◆ THE PROBLEM
All the data below goes into the copy word for word, but the pictures don't.
* * * *
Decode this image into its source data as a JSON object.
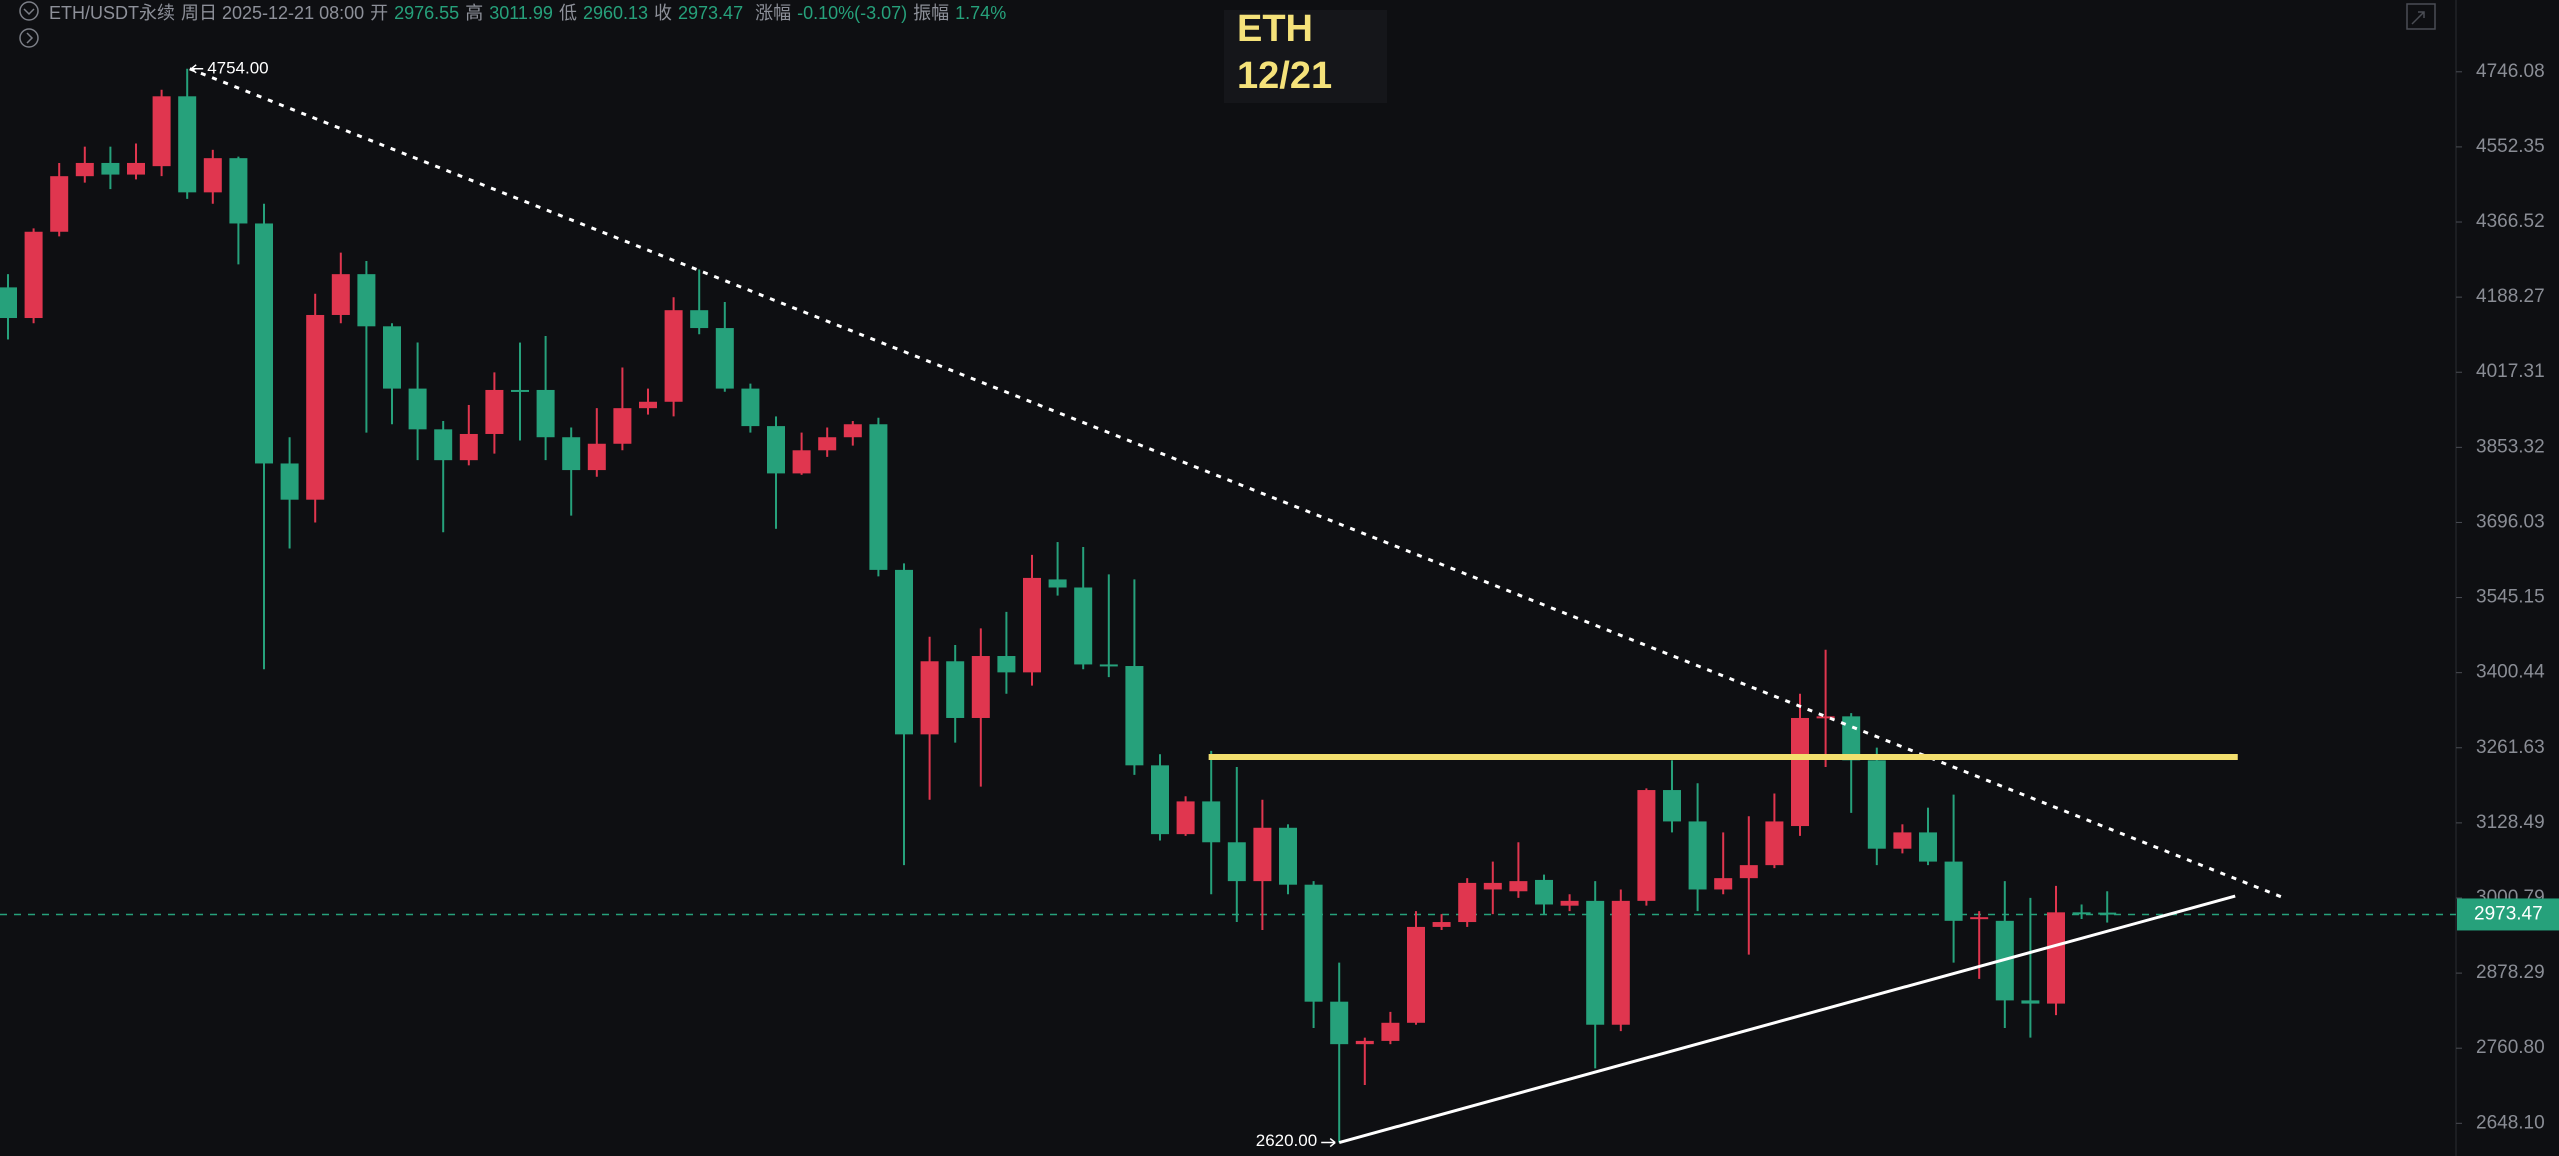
{
  "header": {
    "symbol": "ETH/USDT永续",
    "datetime": "周日 2025-12-21 08:00",
    "open_label": "开",
    "high_label": "高",
    "low_label": "低",
    "close_label": "收",
    "change_label": "涨幅",
    "change": "-0.10%(-3.07)",
    "amplitude_label": "振幅",
    "amplitude": "1.74%"
  },
  "overlay": {
    "lines": [
      "ETH",
      "12/21"
    ]
  },
  "chart_data": {
    "type": "candlestick",
    "colors": {
      "up": "#e0364f",
      "down": "#26a17b"
    },
    "open": [
      4211,
      4140,
      4343,
      4479,
      4512,
      4483,
      4504,
      4682,
      4439,
      4524,
      4363,
      3819,
      3743,
      4147,
      4242,
      4121,
      3981,
      3892,
      3826,
      3882,
      3978,
      3978,
      3875,
      3805,
      3861,
      3938,
      3952,
      4158,
      4117,
      3981,
      3899,
      3798,
      3847,
      3875,
      3903,
      3600,
      3286,
      3422,
      3316,
      3432,
      3401,
      3581,
      3565,
      3416,
      3413,
      3230,
      3109,
      3166,
      3095,
      3029,
      3120,
      3023,
      2833,
      2767,
      2772,
      2800,
      2953,
      2961,
      3015,
      3012,
      3031,
      2988,
      2996,
      2797,
      2996,
      3186,
      3131,
      3015,
      3034,
      3056,
      3123,
      3316,
      3319,
      3239,
      3084,
      3112,
      3062,
      2966,
      2963,
      2835,
      2830,
      2977,
      2976.55
    ],
    "high": [
      4242,
      4351,
      4512,
      4553,
      4553,
      4561,
      4699,
      4754,
      4545,
      4528,
      4411,
      3875,
      4196,
      4293,
      4273,
      4128,
      4084,
      3910,
      3945,
      4017,
      4084,
      4099,
      3896,
      3938,
      4028,
      3981,
      4188,
      4253,
      4177,
      3992,
      3920,
      3885,
      3896,
      3910,
      3917,
      3613,
      3469,
      3453,
      3485,
      3517,
      3630,
      3656,
      3646,
      3591,
      3581,
      3250,
      3175,
      3256,
      3227,
      3169,
      3126,
      3029,
      2895,
      2777,
      2817,
      2979,
      2974,
      3034,
      3062,
      3095,
      3040,
      3007,
      3029,
      3015,
      3189,
      3239,
      3198,
      3112,
      3140,
      3180,
      3361,
      3444,
      3325,
      3262,
      3126,
      3155,
      3178,
      2979,
      3029,
      3001,
      3021,
      2990,
      3011.99
    ],
    "low": [
      4091,
      4128,
      4332,
      4463,
      4447,
      4471,
      4479,
      4423,
      4411,
      4265,
      3407,
      3643,
      3696,
      4128,
      3885,
      3903,
      3826,
      3676,
      3815,
      3840,
      3868,
      3826,
      3710,
      3791,
      3847,
      3924,
      3920,
      4103,
      3974,
      3885,
      3683,
      3795,
      3833,
      3857,
      3587,
      3056,
      3169,
      3271,
      3192,
      3361,
      3376,
      3549,
      3407,
      3392,
      3213,
      3098,
      3106,
      3007,
      2961,
      2948,
      3007,
      2792,
      2620,
      2705,
      2767,
      2797,
      2948,
      2953,
      2974,
      3001,
      2974,
      2979,
      2730,
      2787,
      2988,
      3112,
      2979,
      3007,
      2908,
      3051,
      3106,
      3227,
      3146,
      3056,
      3076,
      3056,
      2895,
      2869,
      2792,
      2777,
      2812,
      2966,
      2960.13
    ],
    "close": [
      4140,
      4343,
      4479,
      4512,
      4483,
      4512,
      4682,
      4439,
      4524,
      4363,
      3819,
      3743,
      4147,
      4242,
      4121,
      3981,
      3892,
      3826,
      3882,
      3978,
      3974,
      3875,
      3805,
      3861,
      3938,
      3952,
      4158,
      4117,
      3981,
      3899,
      3798,
      3847,
      3875,
      3903,
      3600,
      3286,
      3422,
      3316,
      3432,
      3401,
      3584,
      3565,
      3416,
      3413,
      3230,
      3109,
      3166,
      3095,
      3029,
      3120,
      3023,
      2833,
      2767,
      2772,
      2800,
      2953,
      2961,
      3026,
      3026,
      3029,
      2990,
      2996,
      2797,
      2996,
      3186,
      3131,
      3015,
      3034,
      3056,
      3131,
      3316,
      3319,
      3239,
      3084,
      3112,
      3062,
      2963,
      2969,
      2835,
      2830,
      2977,
      2974,
      2973.47
    ],
    "ylim": [
      2600.5,
      4939
    ],
    "log_scale": true,
    "grid": false,
    "yticks": [
      4746.08,
      4552.35,
      4366.52,
      4188.27,
      4017.31,
      3853.32,
      3696.03,
      3545.15,
      3400.44,
      3261.63,
      3128.49,
      3000.79,
      2878.29,
      {
        "value": 2760.8,
        "label": "2760.80"
      },
      {
        "value": 2648.1,
        "label": "2648.10"
      }
    ],
    "annotations": [
      {
        "index": 7,
        "value": 4754,
        "label": "4754.00"
      },
      {
        "index": 52,
        "value": 2620,
        "label": "2620.00"
      }
    ],
    "trendlines": [
      {
        "color": "#ffffff",
        "style": "dotted",
        "start": {
          "index": 7.1,
          "price": 4754
        },
        "end": {
          "index": 88.9,
          "price": 3001
        }
      },
      {
        "color": "#f3df6e",
        "style": "solid",
        "start": {
          "index": 46.9,
          "price": 3245
        },
        "end": {
          "index": 87.1,
          "price": 3245
        }
      },
      {
        "color": "#ffffff",
        "style": "solid",
        "start": {
          "index": 52,
          "price": 2620
        },
        "end": {
          "index": 87.0,
          "price": 3004
        }
      }
    ],
    "last_price_line": true
  }
}
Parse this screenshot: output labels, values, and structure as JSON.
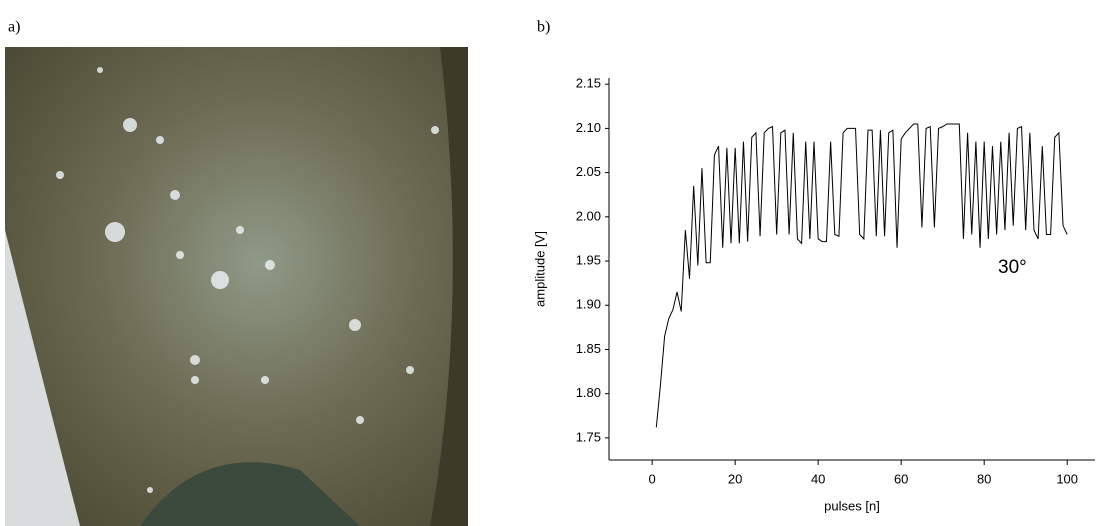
* * * *
◆ EXERCISE OUTPUT
Decode this image into its source data as a JSON object.
{
  "header": {
    "symbol": "ETH/USDT永续",
    "datetime": "周日 2025-12-21 08:00",
    "open_label": "开",
    "high_label": "高",
    "low_label": "低",
    "close_label": "收",
    "change_label": "涨幅",
    "change": "-0.10%(-3.07)",
    "amplitude_label": "振幅",
    "amplitude": "1.74%"
  },
  "overlay": {
    "lines": [
      "ETH",
      "12/21"
    ]
  },
  "chart_data": {
    "type": "candlestick",
    "colors": {
      "up": "#e0364f",
      "down": "#26a17b"
    },
    "open": [
      4211,
      4140,
      4343,
      4479,
      4512,
      4483,
      4504,
      4682,
      4439,
      4524,
      4363,
      3819,
      3743,
      4147,
      4242,
      4121,
      3981,
      3892,
      3826,
      3882,
      3978,
      3978,
      3875,
      3805,
      3861,
      3938,
      3952,
      4158,
      4117,
      3981,
      3899,
      3798,
      3847,
      3875,
      3903,
      3600,
      3286,
      3422,
      3316,
      3432,
      3401,
      3581,
      3565,
      3416,
      3413,
      3230,
      3109,
      3166,
      3095,
      3029,
      3120,
      3023,
      2833,
      2767,
      2772,
      2800,
      2953,
      2961,
      3015,
      3012,
      3031,
      2988,
      2996,
      2797,
      2996,
      3186,
      3131,
      3015,
      3034,
      3056,
      3123,
      3316,
      3319,
      3239,
      3084,
      3112,
      3062,
      2966,
      2963,
      2835,
      2830,
      2977,
      2976.55
    ],
    "high": [
      4242,
      4351,
      4512,
      4553,
      4553,
      4561,
      4699,
      4754,
      4545,
      4528,
      4411,
      3875,
      4196,
      4293,
      4273,
      4128,
      4084,
      3910,
      3945,
      4017,
      4084,
      4099,
      3896,
      3938,
      4028,
      3981,
      4188,
      4253,
      4177,
      3992,
      3920,
      3885,
      3896,
      3910,
      3917,
      3613,
      3469,
      3453,
      3485,
      3517,
      3630,
      3656,
      3646,
      3591,
      3581,
      3250,
      3175,
      3256,
      3227,
      3169,
      3126,
      3029,
      2895,
      2777,
      2817,
      2979,
      2974,
      3034,
      3062,
      3095,
      3040,
      3007,
      3029,
      3015,
      3189,
      3239,
      3198,
      3112,
      3140,
      3180,
      3361,
      3444,
      3325,
      3262,
      3126,
      3155,
      3178,
      2979,
      3029,
      3001,
      3021,
      2990,
      3011.99
    ],
    "low": [
      4091,
      4128,
      4332,
      4463,
      4447,
      4471,
      4479,
      4423,
      4411,
      4265,
      3407,
      3643,
      3696,
      4128,
      3885,
      3903,
      3826,
      3676,
      3815,
      3840,
      3868,
      3826,
      3710,
      3791,
      3847,
      3924,
      3920,
      4103,
      3974,
      3885,
      3683,
      3795,
      3833,
      3857,
      3587,
      3056,
      3169,
      3271,
      3192,
      3361,
      3376,
      3549,
      3407,
      3392,
      3213,
      3098,
      3106,
      3007,
      2961,
      2948,
      3007,
      2792,
      2620,
      2705,
      2767,
      2797,
      2948,
      2953,
      2974,
      3001,
      2974,
      2979,
      2730,
      2787,
      2988,
      3112,
      2979,
      3007,
      2908,
      3051,
      3106,
      3227,
      3146,
      3056,
      3076,
      3056,
      2895,
      2869,
      2792,
      2777,
      2812,
      2966,
      2960.13
    ],
    "close": [
      4140,
      4343,
      4479,
      4512,
      4483,
      4512,
      4682,
      4439,
      4524,
      4363,
      3819,
      3743,
      4147,
      4242,
      4121,
      3981,
      3892,
      3826,
      3882,
      3978,
      3974,
      3875,
      3805,
      3861,
      3938,
      3952,
      4158,
      4117,
      3981,
      3899,
      3798,
      3847,
      3875,
      3903,
      3600,
      3286,
      3422,
      3316,
      3432,
      3401,
      3584,
      3565,
      3416,
      3413,
      3230,
      3109,
      3166,
      3095,
      3029,
      3120,
      3023,
      2833,
      2767,
      2772,
      2800,
      2953,
      2961,
      3026,
      3026,
      3029,
      2990,
      2996,
      2797,
      2996,
      3186,
      3131,
      3015,
      3034,
      3056,
      3131,
      3316,
      3319,
      3239,
      3084,
      3112,
      3062,
      2963,
      2969,
      2835,
      2830,
      2977,
      2974,
      2973.47
    ],
    "ylim": [
      2600.5,
      4939
    ],
    "log_scale": true,
    "grid": false,
    "yticks": [
      4746.08,
      4552.35,
      4366.52,
      4188.27,
      4017.31,
      3853.32,
      3696.03,
      3545.15,
      3400.44,
      3261.63,
      3128.49,
      3000.79,
      2878.29,
      {
        "value": 2760.8,
        "label": "2760.80"
      },
      {
        "value": 2648.1,
        "label": "2648.10"
      }
    ],
    "annotations": [
      {
        "index": 7,
        "value": 4754,
        "label": "4754.00"
      },
      {
        "index": 52,
        "value": 2620,
        "label": "2620.00"
      }
    ],
    "trendlines": [
      {
        "color": "#ffffff",
        "style": "dotted",
        "start": {
          "index": 7.1,
          "price": 4754
        },
        "end": {
          "index": 88.9,
          "price": 3001
        }
      },
      {
        "color": "#f3df6e",
        "style": "solid",
        "start": {
          "index": 46.9,
          "price": 3245
        },
        "end": {
          "index": 87.1,
          "price": 3245
        }
      },
      {
        "color": "#ffffff",
        "style": "solid",
        "start": {
          "index": 52,
          "price": 2620
        },
        "end": {
          "index": 87.0,
          "price": 3004
        }
      }
    ],
    "last_price_line": true
  }
}
Parse this screenshot: output labels, values, and structure as JSON.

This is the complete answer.